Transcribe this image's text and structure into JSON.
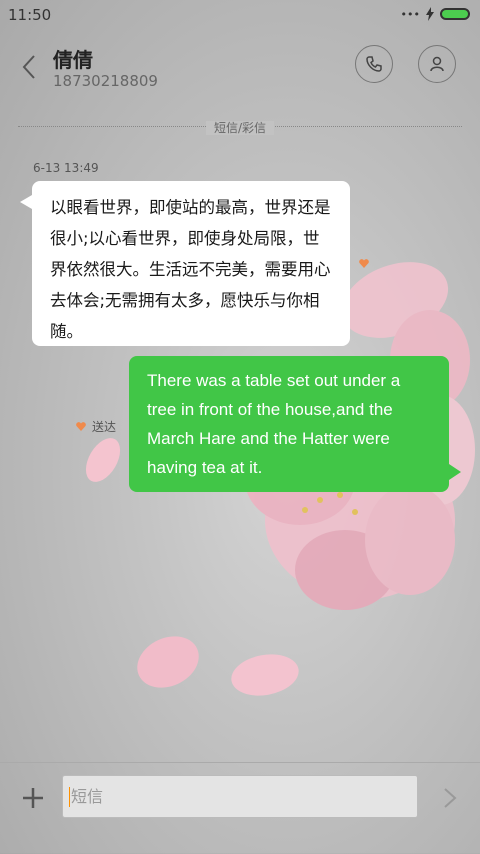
{
  "status_bar": {
    "time": "11:50"
  },
  "header": {
    "contact_name": "倩倩",
    "contact_number": "18730218809"
  },
  "divider": {
    "label": "短信/彩信"
  },
  "thread": {
    "timestamp": "6-13 13:49",
    "incoming_message": "以眼看世界，即使站的最高，世界还是很小;以心看世界，即使身处局限，世界依然很大。生活远不完美，需要用心去体会;无需拥有太多，愿快乐与你相随。",
    "outgoing_message": "There was a table set out under a tree in front of the house,and the March Hare and the Hatter were having tea at it.",
    "delivery_status": "送达"
  },
  "composer": {
    "placeholder": "短信"
  },
  "colors": {
    "outgoing_bubble": "#41c647",
    "incoming_bubble": "#ffffff",
    "accent": "#ff9100"
  },
  "icons": [
    "wifi-icon",
    "charging-icon",
    "battery-icon",
    "back-arrow-icon",
    "phone-icon",
    "person-icon",
    "heart-icon",
    "plus-icon",
    "send-arrow-icon"
  ]
}
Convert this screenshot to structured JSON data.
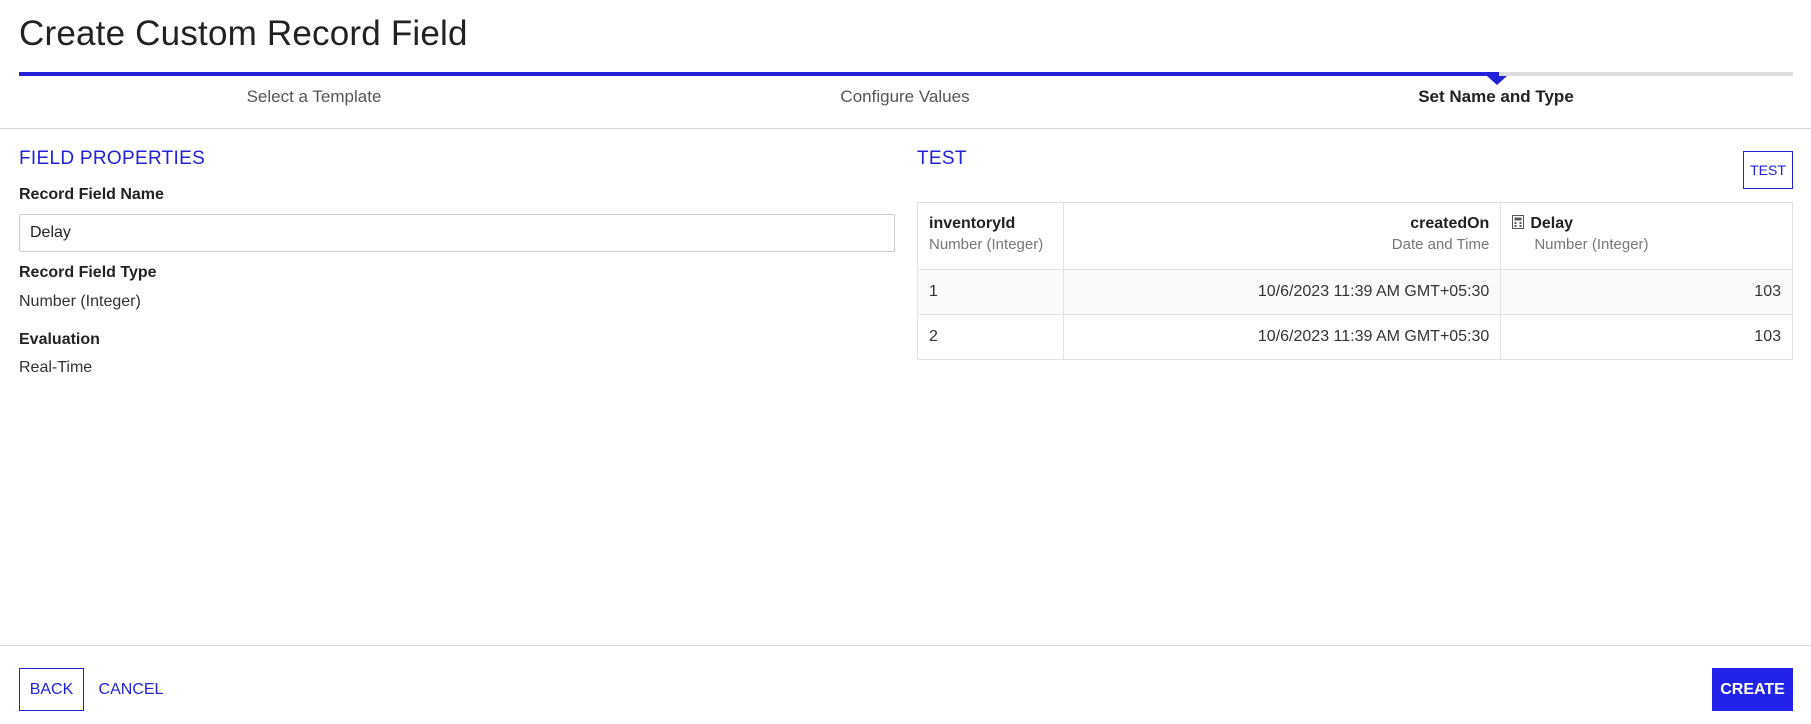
{
  "page": {
    "title": "Create Custom Record Field"
  },
  "stepper": {
    "steps": [
      {
        "label": "Select a Template"
      },
      {
        "label": "Configure Values"
      },
      {
        "label": "Set Name and Type"
      }
    ],
    "current_step": 3,
    "total_steps": 3
  },
  "field_properties": {
    "heading": "FIELD PROPERTIES",
    "name_label": "Record Field Name",
    "name_value": "Delay",
    "type_label": "Record Field Type",
    "type_value": "Number (Integer)",
    "evaluation_label": "Evaluation",
    "evaluation_value": "Real-Time"
  },
  "test": {
    "heading": "TEST",
    "button_label": "TEST",
    "columns": [
      {
        "name": "inventoryId",
        "type": "Number (Integer)"
      },
      {
        "name": "createdOn",
        "type": "Date and Time"
      },
      {
        "name": "Delay",
        "type": "Number (Integer)",
        "icon": "calculator-icon"
      }
    ],
    "rows": [
      [
        "1",
        "10/6/2023 11:39 AM GMT+05:30",
        "103"
      ],
      [
        "2",
        "10/6/2023 11:39 AM GMT+05:30",
        "103"
      ]
    ]
  },
  "footer": {
    "back_label": "BACK",
    "cancel_label": "CANCEL",
    "create_label": "CREATE"
  },
  "colors": {
    "accent": "#2322d8",
    "primary_button": "#2322e8",
    "track": "#dcdcdc"
  }
}
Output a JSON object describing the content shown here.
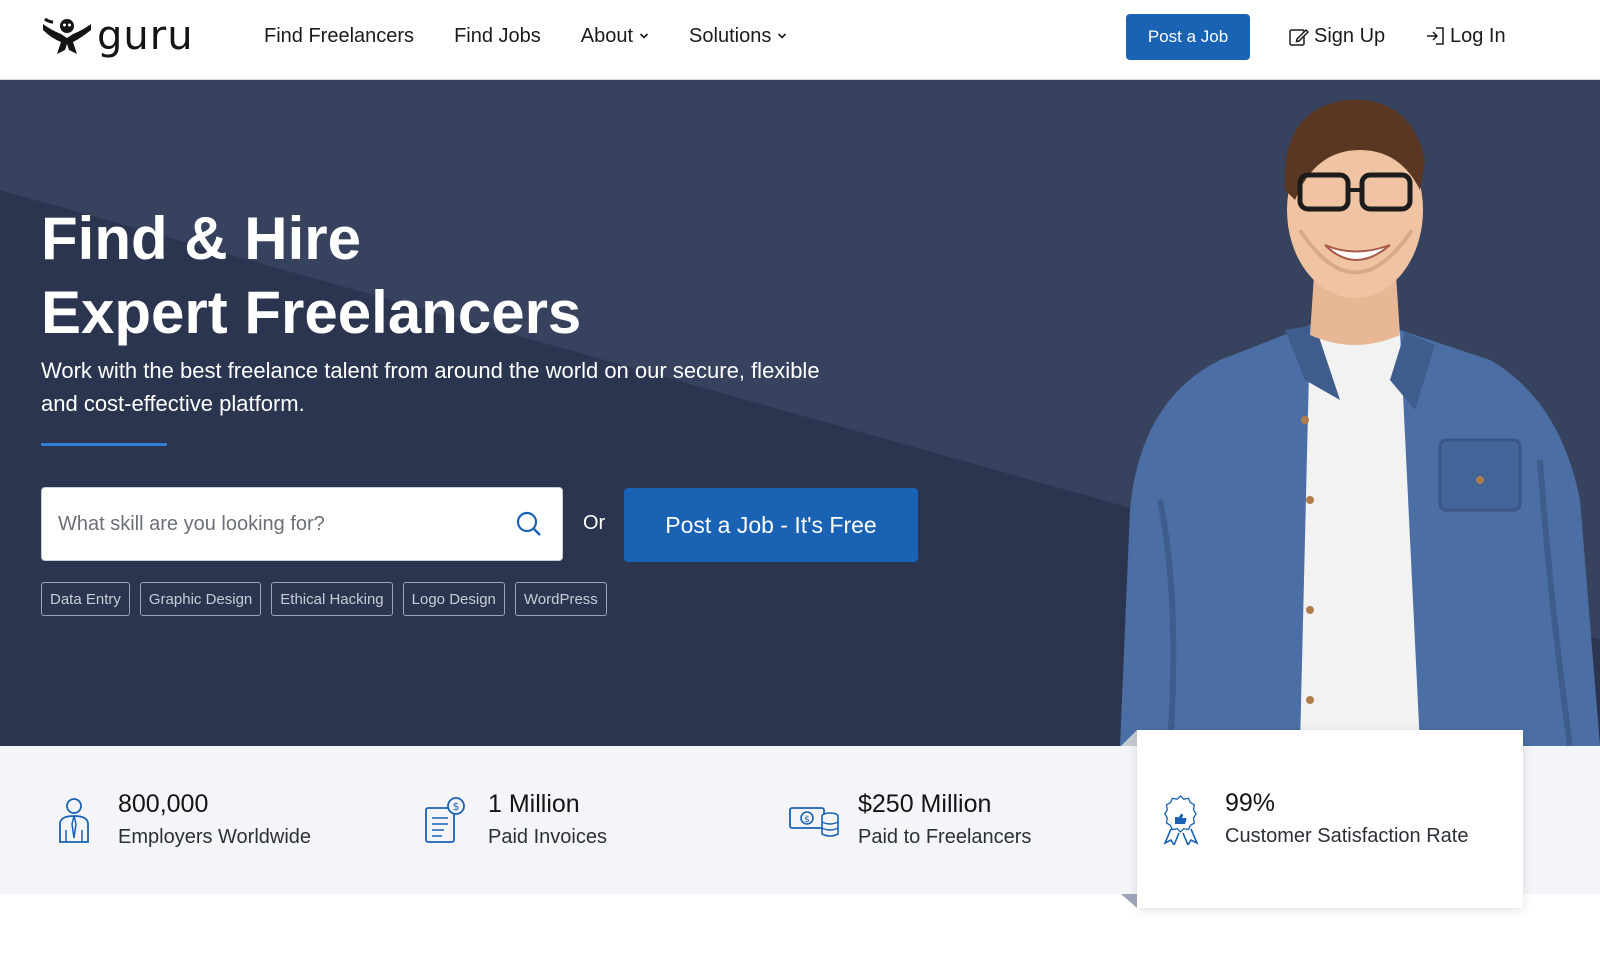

....

# REQUIREMENTS
Copy every line above word for word and exclude the pictures.

# FULL ANSWER
Transcribe this image's text and structure into JSON.
{
  "status_bar": {
    "time": "11:50"
  },
  "header": {
    "contact_name": "倩倩",
    "contact_number": "18730218809"
  },
  "divider": {
    "label": "短信/彩信"
  },
  "thread": {
    "timestamp": "6-13 13:49",
    "incoming_message": "以眼看世界，即使站的最高，世界还是很小;以心看世界，即使身处局限，世界依然很大。生活远不完美，需要用心去体会;无需拥有太多，愿快乐与你相随。",
    "outgoing_message": "There was a table set out under a tree in front of the house,and the March Hare and the Hatter were having tea at it.",
    "delivery_status": "送达"
  },
  "composer": {
    "placeholder": "短信"
  },
  "colors": {
    "outgoing_bubble": "#41c647",
    "incoming_bubble": "#ffffff",
    "accent": "#ff9100"
  },
  "icons": [
    "wifi-icon",
    "charging-icon",
    "battery-icon",
    "back-arrow-icon",
    "phone-icon",
    "person-icon",
    "heart-icon",
    "plus-icon",
    "send-arrow-icon"
  ]
}
Convert this screenshot to structured JSON data.
{
  "page": {
    "title": "Create Custom Record Field"
  },
  "stepper": {
    "steps": [
      {
        "label": "Select a Template"
      },
      {
        "label": "Configure Values"
      },
      {
        "label": "Set Name and Type"
      }
    ],
    "current_step": 3,
    "total_steps": 3
  },
  "field_properties": {
    "heading": "FIELD PROPERTIES",
    "name_label": "Record Field Name",
    "name_value": "Delay",
    "type_label": "Record Field Type",
    "type_value": "Number (Integer)",
    "evaluation_label": "Evaluation",
    "evaluation_value": "Real-Time"
  },
  "test": {
    "heading": "TEST",
    "button_label": "TEST",
    "columns": [
      {
        "name": "inventoryId",
        "type": "Number (Integer)"
      },
      {
        "name": "createdOn",
        "type": "Date and Time"
      },
      {
        "name": "Delay",
        "type": "Number (Integer)",
        "icon": "calculator-icon"
      }
    ],
    "rows": [
      [
        "1",
        "10/6/2023 11:39 AM GMT+05:30",
        "103"
      ],
      [
        "2",
        "10/6/2023 11:39 AM GMT+05:30",
        "103"
      ]
    ]
  },
  "footer": {
    "back_label": "BACK",
    "cancel_label": "CANCEL",
    "create_label": "CREATE"
  },
  "colors": {
    "accent": "#2322d8",
    "primary_button": "#2322e8",
    "track": "#dcdcdc"
  }
}
Output a JSON object describing the content shown here.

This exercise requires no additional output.